Data records
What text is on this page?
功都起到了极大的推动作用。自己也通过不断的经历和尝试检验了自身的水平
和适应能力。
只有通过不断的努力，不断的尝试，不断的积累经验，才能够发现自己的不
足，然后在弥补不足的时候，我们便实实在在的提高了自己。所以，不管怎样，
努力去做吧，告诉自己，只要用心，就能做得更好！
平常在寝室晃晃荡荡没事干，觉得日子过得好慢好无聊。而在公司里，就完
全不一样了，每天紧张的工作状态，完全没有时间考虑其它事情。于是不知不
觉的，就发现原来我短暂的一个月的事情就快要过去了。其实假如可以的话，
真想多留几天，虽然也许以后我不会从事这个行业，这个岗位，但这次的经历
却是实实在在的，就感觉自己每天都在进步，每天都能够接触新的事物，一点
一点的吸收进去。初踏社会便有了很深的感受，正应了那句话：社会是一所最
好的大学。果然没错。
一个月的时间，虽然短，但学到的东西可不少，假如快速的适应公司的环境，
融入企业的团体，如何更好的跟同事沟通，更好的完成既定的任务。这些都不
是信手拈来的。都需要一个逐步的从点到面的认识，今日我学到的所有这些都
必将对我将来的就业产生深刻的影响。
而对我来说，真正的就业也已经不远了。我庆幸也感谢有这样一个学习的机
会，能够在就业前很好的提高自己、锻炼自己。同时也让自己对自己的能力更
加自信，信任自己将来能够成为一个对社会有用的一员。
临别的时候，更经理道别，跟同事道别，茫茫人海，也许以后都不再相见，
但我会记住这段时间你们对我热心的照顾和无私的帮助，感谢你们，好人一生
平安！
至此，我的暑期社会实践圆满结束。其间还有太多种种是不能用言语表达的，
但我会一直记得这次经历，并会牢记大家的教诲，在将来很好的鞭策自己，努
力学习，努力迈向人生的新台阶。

To be done
Reproduce the complete data exactly as presented above.

Reply to the exercise
What text is on this page?
功都起到了极大的推动作用。自己也通过不断的经历和尝试检验了自身的水平
和适应能力。
只有通过不断的努力，不断的尝试，不断的积累经验，才能够发现自己的不
足，然后在弥补不足的时候，我们便实实在在的提高了自己。所以，不管怎样，
努力去做吧，告诉自己，只要用心，就能做得更好！
平常在寝室晃晃荡荡没事干，觉得日子过得好慢好无聊。而在公司里，就完
全不一样了，每天紧张的工作状态，完全没有时间考虑其它事情。于是不知不
觉的，就发现原来我短暂的一个月的事情就快要过去了。其实假如可以的话，
真想多留几天，虽然也许以后我不会从事这个行业，这个岗位，但这次的经历
却是实实在在的，就感觉自己每天都在进步，每天都能够接触新的事物，一点
一点的吸收进去。初踏社会便有了很深的感受，正应了那句话：社会是一所最
好的大学。果然没错。
一个月的时间，虽然短，但学到的东西可不少，假如快速的适应公司的环境，
融入企业的团体，如何更好的跟同事沟通，更好的完成既定的任务。这些都不
是信手拈来的。都需要一个逐步的从点到面的认识，今日我学到的所有这些都
必将对我将来的就业产生深刻的影响。
而对我来说，真正的就业也已经不远了。我庆幸也感谢有这样一个学习的机
会，能够在就业前很好的提高自己、锻炼自己。同时也让自己对自己的能力更
加自信，信任自己将来能够成为一个对社会有用的一员。
临别的时候，更经理道别，跟同事道别，茫茫人海，也许以后都不再相见，
但我会记住这段时间你们对我热心的照顾和无私的帮助，感谢你们，好人一生
平安！
至此，我的暑期社会实践圆满结束。其间还有太多种种是不能用言语表达的，
但我会一直记得这次经历，并会牢记大家的教诲，在将来很好的鞭策自己，努
力学习，努力迈向人生的新台阶。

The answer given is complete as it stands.